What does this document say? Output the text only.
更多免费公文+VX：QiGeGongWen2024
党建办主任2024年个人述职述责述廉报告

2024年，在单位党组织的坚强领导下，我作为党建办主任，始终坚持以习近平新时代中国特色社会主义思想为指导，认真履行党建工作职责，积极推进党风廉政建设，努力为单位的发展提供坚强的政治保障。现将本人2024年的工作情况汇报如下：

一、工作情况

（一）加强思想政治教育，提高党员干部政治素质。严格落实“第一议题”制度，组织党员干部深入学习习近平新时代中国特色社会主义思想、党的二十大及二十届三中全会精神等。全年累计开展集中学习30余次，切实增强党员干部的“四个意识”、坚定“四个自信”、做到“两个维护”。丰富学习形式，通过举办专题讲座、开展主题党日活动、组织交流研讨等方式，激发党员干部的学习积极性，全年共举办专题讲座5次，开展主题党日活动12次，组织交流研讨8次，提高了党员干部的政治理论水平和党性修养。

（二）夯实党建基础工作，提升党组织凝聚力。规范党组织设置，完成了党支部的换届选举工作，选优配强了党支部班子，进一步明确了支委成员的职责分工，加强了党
- - -
Could you reproduce every record above exactly as it appears?

Exercise solution =>
What does this document say? Output the text only.
更多免费公文+VX：QiGeGongWen2024
党建办主任2024年个人述职述责述廉报告

2024年，在单位党组织的坚强领导下，我作为党建办主任，始终坚持以习近平新时代中国特色社会主义思想为指导，认真履行党建工作职责，积极推进党风廉政建设，努力为单位的发展提供坚强的政治保障。现将本人2024年的工作情况汇报如下：

一、工作情况

（一）加强思想政治教育，提高党员干部政治素质。严格落实“第一议题”制度，组织党员干部深入学习习近平新时代中国特色社会主义思想、党的二十大及二十届三中全会精神等。全年累计开展集中学习30余次，切实增强党员干部的“四个意识”、坚定“四个自信”、做到“两个维护”。丰富学习形式，通过举办专题讲座、开展主题党日活动、组织交流研讨等方式，激发党员干部的学习积极性，全年共举办专题讲座5次，开展主题党日活动12次，组织交流研讨8次，提高了党员干部的政治理论水平和党性修养。

（二）夯实党建基础工作，提升党组织凝聚力。规范党组织设置，完成了党支部的换届选举工作，选优配强了党支部班子，进一步明确了支委成员的职责分工，加强了党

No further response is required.